#### [TASK INSTRUCTIONS]
Reproduce the entries word for word, and omit any picture you find in them.

Start of DATA

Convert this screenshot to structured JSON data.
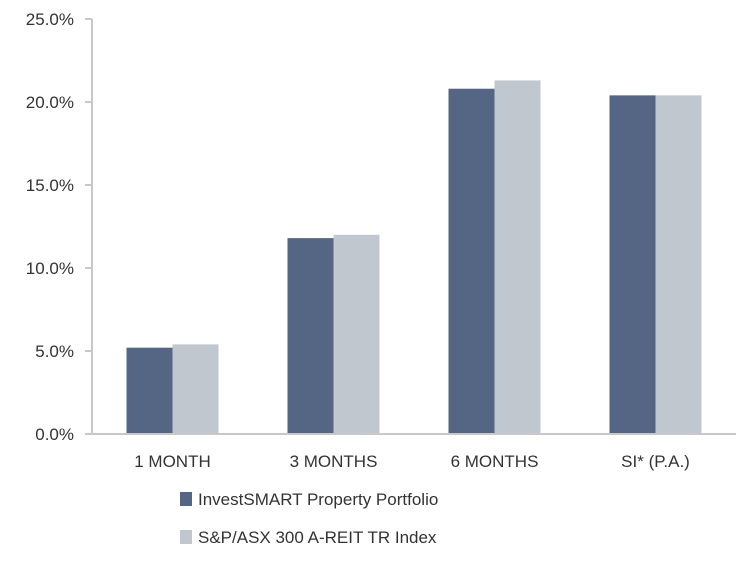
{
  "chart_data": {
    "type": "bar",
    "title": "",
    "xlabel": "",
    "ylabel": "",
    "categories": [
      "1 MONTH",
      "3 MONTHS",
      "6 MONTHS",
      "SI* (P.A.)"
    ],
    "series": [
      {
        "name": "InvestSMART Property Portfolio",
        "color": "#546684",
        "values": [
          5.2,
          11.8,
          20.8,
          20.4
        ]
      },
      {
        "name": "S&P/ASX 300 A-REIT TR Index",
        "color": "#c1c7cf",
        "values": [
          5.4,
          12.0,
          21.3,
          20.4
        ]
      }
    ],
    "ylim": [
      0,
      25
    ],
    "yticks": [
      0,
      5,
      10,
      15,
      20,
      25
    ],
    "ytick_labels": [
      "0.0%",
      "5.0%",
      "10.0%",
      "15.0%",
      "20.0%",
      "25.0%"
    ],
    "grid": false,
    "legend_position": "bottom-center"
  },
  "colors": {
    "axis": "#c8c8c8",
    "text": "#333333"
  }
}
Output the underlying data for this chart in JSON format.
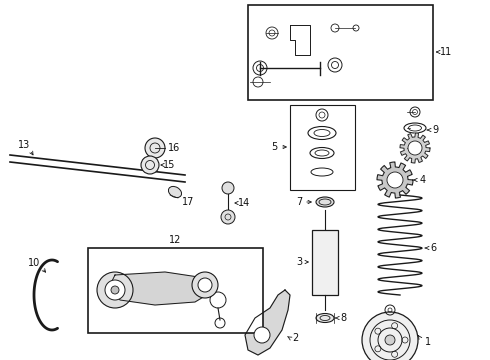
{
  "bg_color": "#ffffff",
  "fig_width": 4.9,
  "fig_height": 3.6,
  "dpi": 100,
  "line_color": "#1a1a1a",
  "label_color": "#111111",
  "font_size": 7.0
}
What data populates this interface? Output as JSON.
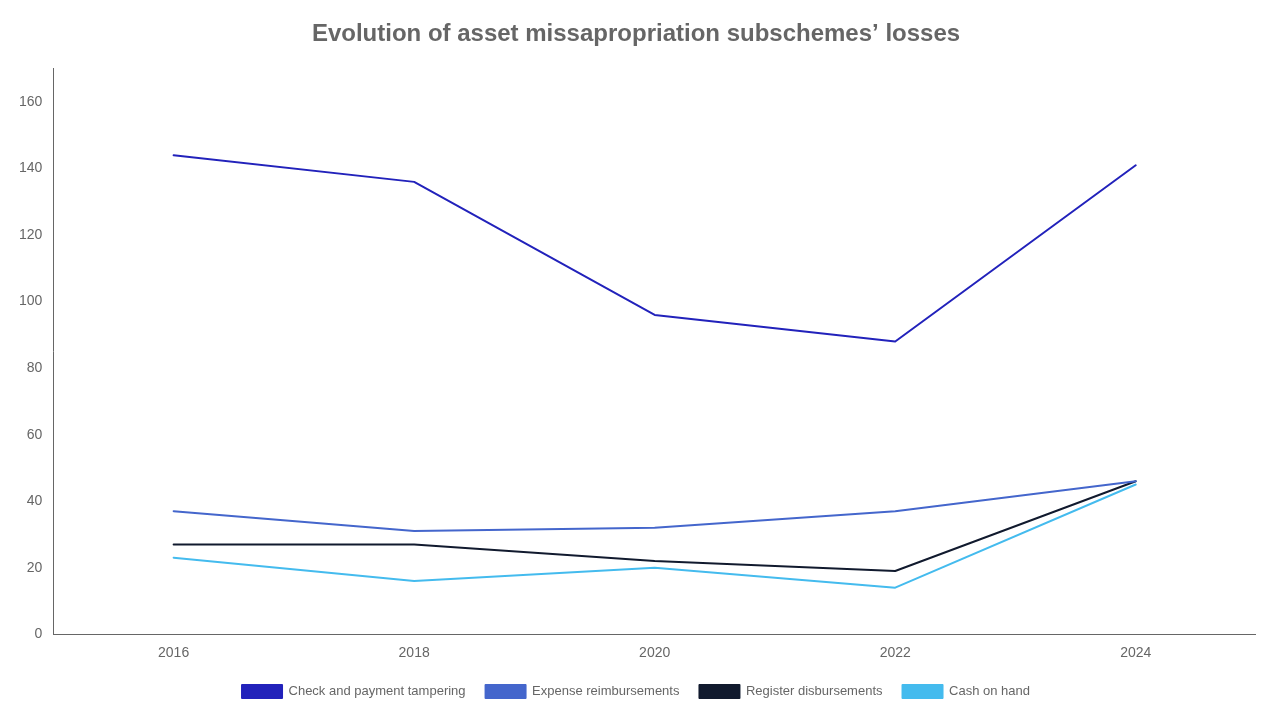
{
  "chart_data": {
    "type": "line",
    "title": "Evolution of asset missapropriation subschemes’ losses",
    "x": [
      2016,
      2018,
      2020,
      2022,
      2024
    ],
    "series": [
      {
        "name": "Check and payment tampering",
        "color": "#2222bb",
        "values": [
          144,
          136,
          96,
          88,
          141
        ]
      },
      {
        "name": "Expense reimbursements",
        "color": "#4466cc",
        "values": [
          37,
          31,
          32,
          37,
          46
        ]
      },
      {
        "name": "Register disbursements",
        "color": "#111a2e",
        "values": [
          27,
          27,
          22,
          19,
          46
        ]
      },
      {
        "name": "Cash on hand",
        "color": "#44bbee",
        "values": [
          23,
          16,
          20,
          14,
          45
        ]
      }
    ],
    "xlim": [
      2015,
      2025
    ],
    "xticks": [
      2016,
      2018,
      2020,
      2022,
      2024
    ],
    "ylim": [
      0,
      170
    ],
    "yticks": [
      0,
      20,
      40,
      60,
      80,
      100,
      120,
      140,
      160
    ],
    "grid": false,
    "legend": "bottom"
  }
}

End of DATA

#### [ANSWER]
Convert this screenshot to structured JSON data.
{
  "chart_data": {
    "type": "bar",
    "title": "",
    "xlabel": "",
    "ylabel": "",
    "categories": [
      "1 MONTH",
      "3 MONTHS",
      "6 MONTHS",
      "SI* (P.A.)"
    ],
    "series": [
      {
        "name": "InvestSMART Property Portfolio",
        "color": "#546684",
        "values": [
          5.2,
          11.8,
          20.8,
          20.4
        ]
      },
      {
        "name": "S&P/ASX 300 A-REIT TR Index",
        "color": "#c1c7cf",
        "values": [
          5.4,
          12.0,
          21.3,
          20.4
        ]
      }
    ],
    "ylim": [
      0,
      25
    ],
    "yticks": [
      0,
      5,
      10,
      15,
      20,
      25
    ],
    "ytick_labels": [
      "0.0%",
      "5.0%",
      "10.0%",
      "15.0%",
      "20.0%",
      "25.0%"
    ],
    "grid": false,
    "legend_position": "bottom-center"
  },
  "colors": {
    "axis": "#c8c8c8",
    "text": "#333333"
  }
}
Output the underlying data for this chart in JSON format.
{
  "bg_color": "#ffffff",
  "fig_width": 4.9,
  "fig_height": 3.6,
  "dpi": 100,
  "line_color": "#1a1a1a",
  "label_color": "#111111",
  "font_size": 7.0
}
What data populates this interface? Output as JSON.
{
  "chart_data": {
    "type": "line",
    "title": "Evolution of asset missapropriation subschemes’ losses",
    "x": [
      2016,
      2018,
      2020,
      2022,
      2024
    ],
    "series": [
      {
        "name": "Check and payment tampering",
        "color": "#2222bb",
        "values": [
          144,
          136,
          96,
          88,
          141
        ]
      },
      {
        "name": "Expense reimbursements",
        "color": "#4466cc",
        "values": [
          37,
          31,
          32,
          37,
          46
        ]
      },
      {
        "name": "Register disbursements",
        "color": "#111a2e",
        "values": [
          27,
          27,
          22,
          19,
          46
        ]
      },
      {
        "name": "Cash on hand",
        "color": "#44bbee",
        "values": [
          23,
          16,
          20,
          14,
          45
        ]
      }
    ],
    "xlim": [
      2015,
      2025
    ],
    "xticks": [
      2016,
      2018,
      2020,
      2022,
      2024
    ],
    "ylim": [
      0,
      170
    ],
    "yticks": [
      0,
      20,
      40,
      60,
      80,
      100,
      120,
      140,
      160
    ],
    "grid": false,
    "legend": "bottom"
  }
}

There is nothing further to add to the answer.